(Stored items)
┄┄┄┄┄┄┄┄┄┄┄┄┄┄┄┄┄┄┄┄

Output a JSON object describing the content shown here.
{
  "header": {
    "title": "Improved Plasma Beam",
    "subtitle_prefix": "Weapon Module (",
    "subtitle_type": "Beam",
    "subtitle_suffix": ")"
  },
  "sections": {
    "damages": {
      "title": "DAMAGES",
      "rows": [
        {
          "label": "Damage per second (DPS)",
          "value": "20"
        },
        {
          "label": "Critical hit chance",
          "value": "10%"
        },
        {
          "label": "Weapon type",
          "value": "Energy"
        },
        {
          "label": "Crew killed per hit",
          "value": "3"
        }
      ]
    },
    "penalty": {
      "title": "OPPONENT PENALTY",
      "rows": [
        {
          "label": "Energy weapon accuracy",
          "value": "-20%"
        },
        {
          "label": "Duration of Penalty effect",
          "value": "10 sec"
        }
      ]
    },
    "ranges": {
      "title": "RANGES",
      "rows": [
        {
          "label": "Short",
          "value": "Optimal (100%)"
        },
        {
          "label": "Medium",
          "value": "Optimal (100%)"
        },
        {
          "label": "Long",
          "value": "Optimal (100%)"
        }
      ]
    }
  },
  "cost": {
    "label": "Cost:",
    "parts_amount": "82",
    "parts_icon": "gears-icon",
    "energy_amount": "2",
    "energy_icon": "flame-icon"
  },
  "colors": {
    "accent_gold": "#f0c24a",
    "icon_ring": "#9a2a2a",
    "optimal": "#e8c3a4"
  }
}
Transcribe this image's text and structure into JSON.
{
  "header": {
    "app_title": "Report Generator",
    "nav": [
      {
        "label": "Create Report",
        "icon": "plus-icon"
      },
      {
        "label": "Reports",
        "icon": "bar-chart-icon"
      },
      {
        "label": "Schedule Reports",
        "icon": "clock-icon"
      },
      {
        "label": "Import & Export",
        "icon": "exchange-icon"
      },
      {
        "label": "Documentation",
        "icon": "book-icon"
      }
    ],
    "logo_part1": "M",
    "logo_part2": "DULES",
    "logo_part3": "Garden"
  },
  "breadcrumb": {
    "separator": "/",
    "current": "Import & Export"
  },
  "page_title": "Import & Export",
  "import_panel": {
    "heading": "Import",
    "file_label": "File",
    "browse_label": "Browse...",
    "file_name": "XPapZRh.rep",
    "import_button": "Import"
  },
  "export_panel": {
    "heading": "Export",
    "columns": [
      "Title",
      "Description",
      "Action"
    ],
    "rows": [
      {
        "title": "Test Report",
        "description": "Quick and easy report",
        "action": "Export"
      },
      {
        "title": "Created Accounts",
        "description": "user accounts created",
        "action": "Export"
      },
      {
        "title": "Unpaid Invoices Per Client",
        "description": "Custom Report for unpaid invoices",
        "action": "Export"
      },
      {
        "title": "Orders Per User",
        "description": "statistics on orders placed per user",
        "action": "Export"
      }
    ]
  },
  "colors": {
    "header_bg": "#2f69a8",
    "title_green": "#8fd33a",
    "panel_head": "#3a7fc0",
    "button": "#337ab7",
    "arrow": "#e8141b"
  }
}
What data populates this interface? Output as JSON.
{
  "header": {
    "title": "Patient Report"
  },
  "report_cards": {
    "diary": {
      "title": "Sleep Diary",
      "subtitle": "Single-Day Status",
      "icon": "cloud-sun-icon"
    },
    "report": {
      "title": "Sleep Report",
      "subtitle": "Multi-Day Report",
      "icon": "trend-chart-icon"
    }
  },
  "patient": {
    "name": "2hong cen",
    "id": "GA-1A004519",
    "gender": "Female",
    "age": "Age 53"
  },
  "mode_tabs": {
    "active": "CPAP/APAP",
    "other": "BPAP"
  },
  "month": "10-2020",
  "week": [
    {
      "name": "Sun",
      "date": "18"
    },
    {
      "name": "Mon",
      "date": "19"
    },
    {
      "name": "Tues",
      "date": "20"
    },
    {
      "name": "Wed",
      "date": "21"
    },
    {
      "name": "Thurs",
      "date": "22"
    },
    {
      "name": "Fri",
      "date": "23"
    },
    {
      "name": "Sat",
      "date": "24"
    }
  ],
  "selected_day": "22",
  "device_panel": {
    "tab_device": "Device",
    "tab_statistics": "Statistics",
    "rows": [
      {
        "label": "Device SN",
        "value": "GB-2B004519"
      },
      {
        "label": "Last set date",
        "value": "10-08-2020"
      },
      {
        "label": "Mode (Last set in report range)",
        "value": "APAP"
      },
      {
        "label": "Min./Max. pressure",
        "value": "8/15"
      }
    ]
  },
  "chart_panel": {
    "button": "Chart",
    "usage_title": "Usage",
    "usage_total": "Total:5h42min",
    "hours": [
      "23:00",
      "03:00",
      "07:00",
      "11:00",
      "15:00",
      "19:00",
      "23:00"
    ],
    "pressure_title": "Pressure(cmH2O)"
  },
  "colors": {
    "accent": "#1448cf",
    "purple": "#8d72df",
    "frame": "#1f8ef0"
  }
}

┄┄┄┄┄┄┄┄┄┄┄┄┄┄┄┄┄┄┄┄

◆ Your goal
Count every line of the records that holds the string "Sleep". Write only the total.

◆ Result
2